- **PROBLEM REQUIREMENTS**
Write out the full set of records exactly. Any pictures in them do not belong in the copy.

- - -

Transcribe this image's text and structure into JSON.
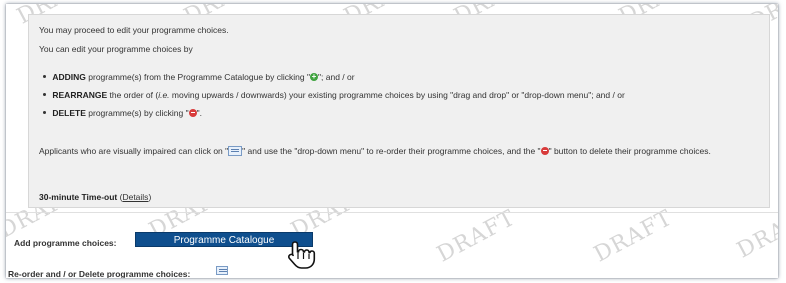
{
  "watermark_text": "DRAFT",
  "instructions": {
    "line1": "You may proceed to edit your programme choices.",
    "line2": "You can edit your programme choices by",
    "adding_strong": "ADDING",
    "adding_text": " programme(s) from the Programme Catalogue by clicking \"",
    "adding_end": "\"; and / or",
    "rearrange_strong": "REARRANGE",
    "rearrange_pre": " the order of (",
    "rearrange_ie": "i.e.",
    "rearrange_text": " moving upwards / downwards) your existing programme choices by using \"drag and drop\" or \"drop-down menu\"; and / or",
    "delete_strong": "DELETE",
    "delete_text": " programme(s) by clicking \"",
    "delete_end": "\".",
    "visually_impaired_start": "Applicants who are visually impaired can click on \"",
    "visually_impaired_mid": "\" and use the \"drop-down menu\" to re-order their programme choices, and the \"",
    "visually_impaired_end": "\" button to delete their programme choices.",
    "timeout_strong": "30-minute Time-out",
    "timeout_open": " (",
    "details_link": "Details",
    "timeout_close": ")"
  },
  "form": {
    "add_label": "Add programme choices:",
    "catalogue_button": "Programme Catalogue",
    "reorder_label": "Re-order and / or Delete programme choices:"
  },
  "colors": {
    "button_bg": "#0f4f8e",
    "info_bg": "#f0f0f0",
    "add_icon": "#3fa33f",
    "delete_icon": "#d83b3b"
  },
  "icons": [
    "plus-icon",
    "minus-icon",
    "reorder-icon",
    "hand-cursor-icon"
  ]
}
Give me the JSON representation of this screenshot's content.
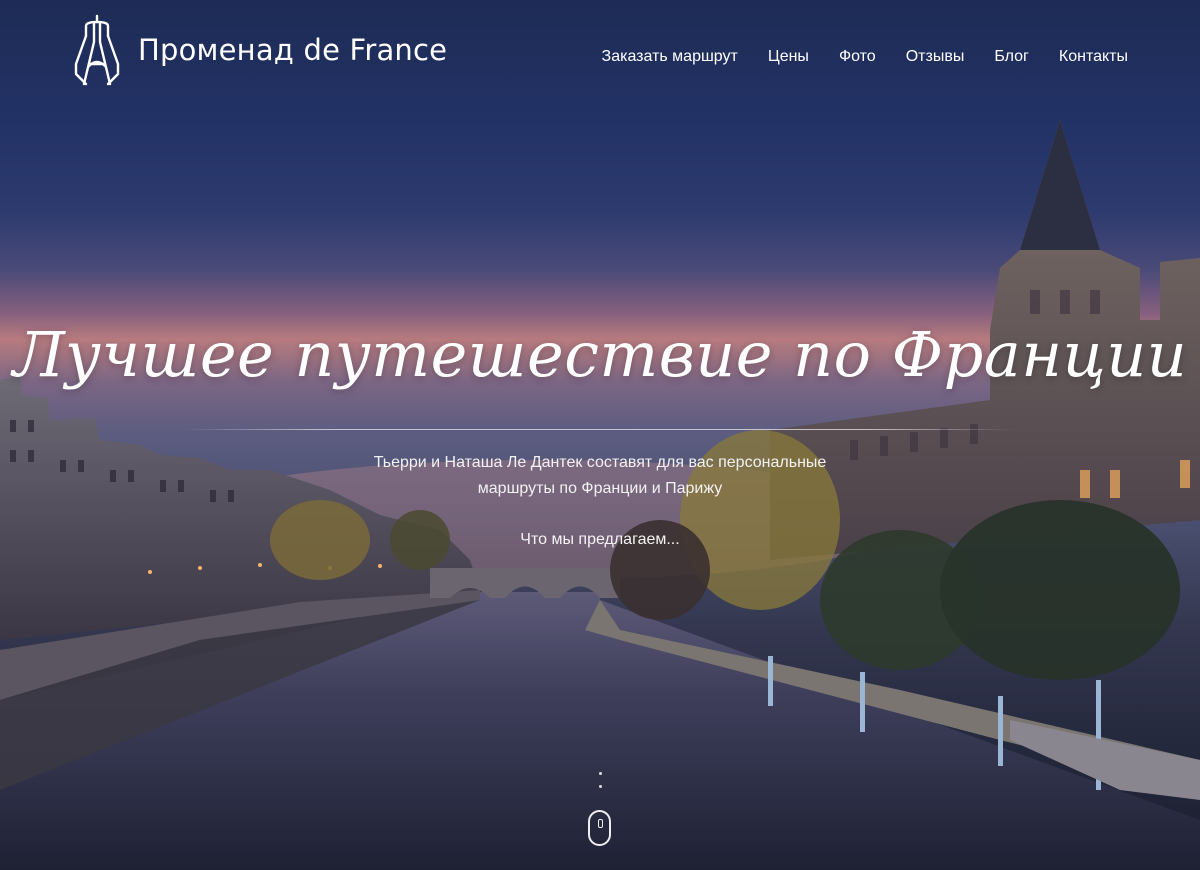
{
  "brand": {
    "name": "Променад de France",
    "logo_icon": "eiffel-tower-icon"
  },
  "nav": {
    "items": [
      {
        "label": "Заказать маршрут"
      },
      {
        "label": "Цены"
      },
      {
        "label": "Фото"
      },
      {
        "label": "Отзывы"
      },
      {
        "label": "Блог"
      },
      {
        "label": "Контакты"
      }
    ]
  },
  "hero": {
    "headline": "Лучшее путешествие по Франции",
    "subtitle_line1": "Тьерри и Наташа Ле Дантек составят для вас персональные",
    "subtitle_line2": "маршруты по Франции и Парижу",
    "offer_link": "Что мы предлагаем...",
    "scroll_icon": "mouse-scroll-icon"
  },
  "colors": {
    "text": "#ffffff",
    "sky_top": "#1d2b55",
    "sunset": "#b77b7f",
    "water": "#2a2d44"
  }
}
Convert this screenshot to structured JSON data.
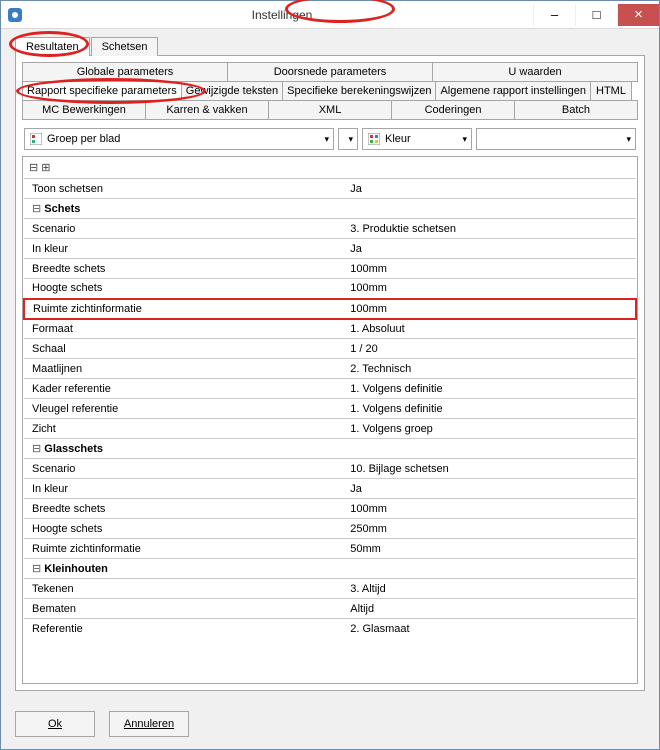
{
  "window": {
    "title": "Instellingen"
  },
  "tabs_main": [
    {
      "label": "Resultaten",
      "active": true
    },
    {
      "label": "Schetsen",
      "active": false
    }
  ],
  "subtabs_row1": [
    "Globale parameters",
    "Doorsnede parameters",
    "U waarden"
  ],
  "subtabs_row2": [
    "Rapport specifieke parameters",
    "Gewijzigde teksten",
    "Specifieke berekeningswijzen",
    "Algemene rapport instellingen",
    "HTML"
  ],
  "subtabs_row3": [
    "MC Bewerkingen",
    "Karren & vakken",
    "XML",
    "Coderingen",
    "Batch"
  ],
  "subtabs_active_row": 1,
  "subtabs_active_index": 0,
  "dropdowns": {
    "group": "Groep per blad",
    "small": "",
    "colormode": "Kleur",
    "last": ""
  },
  "grid_toolbar": "⊟ ⊞",
  "rows": [
    {
      "k": "Toon schetsen",
      "v": "Ja"
    },
    {
      "section": "Schets"
    },
    {
      "k": "Scenario",
      "v": "3. Produktie schetsen"
    },
    {
      "k": "In kleur",
      "v": "Ja"
    },
    {
      "k": "Breedte schets",
      "v": "100mm"
    },
    {
      "k": "Hoogte schets",
      "v": "100mm"
    },
    {
      "k": "Ruimte zichtinformatie",
      "v": "100mm",
      "highlight": true
    },
    {
      "k": "Formaat",
      "v": "1. Absoluut"
    },
    {
      "k": "Schaal",
      "v": "1 / 20"
    },
    {
      "k": "Maatlijnen",
      "v": "2. Technisch"
    },
    {
      "k": "Kader referentie",
      "v": "1. Volgens definitie"
    },
    {
      "k": "Vleugel referentie",
      "v": "1. Volgens definitie"
    },
    {
      "k": "Zicht",
      "v": "1. Volgens groep"
    },
    {
      "section": "Glasschets"
    },
    {
      "k": "Scenario",
      "v": "10. Bijlage schetsen"
    },
    {
      "k": "In kleur",
      "v": "Ja"
    },
    {
      "k": "Breedte schets",
      "v": "100mm"
    },
    {
      "k": "Hoogte schets",
      "v": "250mm"
    },
    {
      "k": "Ruimte zichtinformatie",
      "v": "50mm"
    },
    {
      "section": "Kleinhouten"
    },
    {
      "k": "Tekenen",
      "v": "3. Altijd"
    },
    {
      "k": "Bematen",
      "v": "Altijd"
    },
    {
      "k": "Referentie",
      "v": "2. Glasmaat"
    }
  ],
  "buttons": {
    "ok": "Ok",
    "cancel": "Annuleren"
  }
}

- - -

- **ANSWER TO THE EXERCISE**
Transcribe this image's text and structure into JSON.
{
  "watermark_text": "DRAFT",
  "instructions": {
    "line1": "You may proceed to edit your programme choices.",
    "line2": "You can edit your programme choices by",
    "adding_strong": "ADDING",
    "adding_text": " programme(s) from the Programme Catalogue by clicking \"",
    "adding_end": "\"; and / or",
    "rearrange_strong": "REARRANGE",
    "rearrange_pre": " the order of (",
    "rearrange_ie": "i.e.",
    "rearrange_text": " moving upwards / downwards) your existing programme choices by using \"drag and drop\" or \"drop-down menu\"; and / or",
    "delete_strong": "DELETE",
    "delete_text": " programme(s) by clicking \"",
    "delete_end": "\".",
    "visually_impaired_start": "Applicants who are visually impaired can click on \"",
    "visually_impaired_mid": "\" and use the \"drop-down menu\" to re-order their programme choices, and the \"",
    "visually_impaired_end": "\" button to delete their programme choices.",
    "timeout_strong": "30-minute Time-out",
    "timeout_open": " (",
    "details_link": "Details",
    "timeout_close": ")"
  },
  "form": {
    "add_label": "Add programme choices:",
    "catalogue_button": "Programme Catalogue",
    "reorder_label": "Re-order and / or Delete programme choices:"
  },
  "colors": {
    "button_bg": "#0f4f8e",
    "info_bg": "#f0f0f0",
    "add_icon": "#3fa33f",
    "delete_icon": "#d83b3b"
  },
  "icons": [
    "plus-icon",
    "minus-icon",
    "reorder-icon",
    "hand-cursor-icon"
  ]
}
Give me the JSON representation of this screenshot's content.
{
  "brand": {
    "name": "Променад de France",
    "logo_icon": "eiffel-tower-icon"
  },
  "nav": {
    "items": [
      {
        "label": "Заказать маршрут"
      },
      {
        "label": "Цены"
      },
      {
        "label": "Фото"
      },
      {
        "label": "Отзывы"
      },
      {
        "label": "Блог"
      },
      {
        "label": "Контакты"
      }
    ]
  },
  "hero": {
    "headline": "Лучшее путешествие по Франции",
    "subtitle_line1": "Тьерри и Наташа Ле Дантек составят для вас персональные",
    "subtitle_line2": "маршруты по Франции и Парижу",
    "offer_link": "Что мы предлагаем...",
    "scroll_icon": "mouse-scroll-icon"
  },
  "colors": {
    "text": "#ffffff",
    "sky_top": "#1d2b55",
    "sunset": "#b77b7f",
    "water": "#2a2d44"
  }
}
Convert this screenshot to structured JSON data.
{
  "window": {
    "title": "Instellingen"
  },
  "tabs_main": [
    {
      "label": "Resultaten",
      "active": true
    },
    {
      "label": "Schetsen",
      "active": false
    }
  ],
  "subtabs_row1": [
    "Globale parameters",
    "Doorsnede parameters",
    "U waarden"
  ],
  "subtabs_row2": [
    "Rapport specifieke parameters",
    "Gewijzigde teksten",
    "Specifieke berekeningswijzen",
    "Algemene rapport instellingen",
    "HTML"
  ],
  "subtabs_row3": [
    "MC Bewerkingen",
    "Karren & vakken",
    "XML",
    "Coderingen",
    "Batch"
  ],
  "subtabs_active_row": 1,
  "subtabs_active_index": 0,
  "dropdowns": {
    "group": "Groep per blad",
    "small": "",
    "colormode": "Kleur",
    "last": ""
  },
  "grid_toolbar": "⊟ ⊞",
  "rows": [
    {
      "k": "Toon schetsen",
      "v": "Ja"
    },
    {
      "section": "Schets"
    },
    {
      "k": "Scenario",
      "v": "3. Produktie schetsen"
    },
    {
      "k": "In kleur",
      "v": "Ja"
    },
    {
      "k": "Breedte schets",
      "v": "100mm"
    },
    {
      "k": "Hoogte schets",
      "v": "100mm"
    },
    {
      "k": "Ruimte zichtinformatie",
      "v": "100mm",
      "highlight": true
    },
    {
      "k": "Formaat",
      "v": "1. Absoluut"
    },
    {
      "k": "Schaal",
      "v": "1 / 20"
    },
    {
      "k": "Maatlijnen",
      "v": "2. Technisch"
    },
    {
      "k": "Kader referentie",
      "v": "1. Volgens definitie"
    },
    {
      "k": "Vleugel referentie",
      "v": "1. Volgens definitie"
    },
    {
      "k": "Zicht",
      "v": "1. Volgens groep"
    },
    {
      "section": "Glasschets"
    },
    {
      "k": "Scenario",
      "v": "10. Bijlage schetsen"
    },
    {
      "k": "In kleur",
      "v": "Ja"
    },
    {
      "k": "Breedte schets",
      "v": "100mm"
    },
    {
      "k": "Hoogte schets",
      "v": "250mm"
    },
    {
      "k": "Ruimte zichtinformatie",
      "v": "50mm"
    },
    {
      "section": "Kleinhouten"
    },
    {
      "k": "Tekenen",
      "v": "3. Altijd"
    },
    {
      "k": "Bematen",
      "v": "Altijd"
    },
    {
      "k": "Referentie",
      "v": "2. Glasmaat"
    }
  ],
  "buttons": {
    "ok": "Ok",
    "cancel": "Annuleren"
  }
}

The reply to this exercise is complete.